■ Direction
Print all of the data exactly.

■ Information supplied
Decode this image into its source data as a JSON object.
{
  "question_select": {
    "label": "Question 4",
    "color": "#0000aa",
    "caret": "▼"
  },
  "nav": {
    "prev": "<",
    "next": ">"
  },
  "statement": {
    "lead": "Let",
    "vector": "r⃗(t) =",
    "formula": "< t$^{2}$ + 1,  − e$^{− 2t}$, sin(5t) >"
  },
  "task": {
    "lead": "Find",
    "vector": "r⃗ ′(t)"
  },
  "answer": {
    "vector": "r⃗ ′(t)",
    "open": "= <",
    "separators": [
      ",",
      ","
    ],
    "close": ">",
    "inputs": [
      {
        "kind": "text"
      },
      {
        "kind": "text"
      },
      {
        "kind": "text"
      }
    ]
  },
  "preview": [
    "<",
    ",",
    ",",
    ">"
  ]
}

■ Solution
Decode this image into its source data as a JSON object.
{
  "question_select": {
    "label": "Question 4",
    "color": "#0000aa",
    "caret": "▼"
  },
  "nav": {
    "prev": "<",
    "next": ">"
  },
  "statement": {
    "lead": "Let",
    "vector": "r⃗(t) =",
    "formula": "< t$^{2}$ + 1,  − e$^{− 2t}$, sin(5t) >"
  },
  "task": {
    "lead": "Find",
    "vector": "r⃗ ′(t)"
  },
  "answer": {
    "vector": "r⃗ ′(t)",
    "open": "= <",
    "separators": [
      ",",
      ","
    ],
    "close": ">",
    "inputs": [
      {
        "kind": "text"
      },
      {
        "kind": "text"
      },
      {
        "kind": "text"
      }
    ]
  },
  "preview": [
    "<",
    ",",
    ",",
    ">"
  ]
}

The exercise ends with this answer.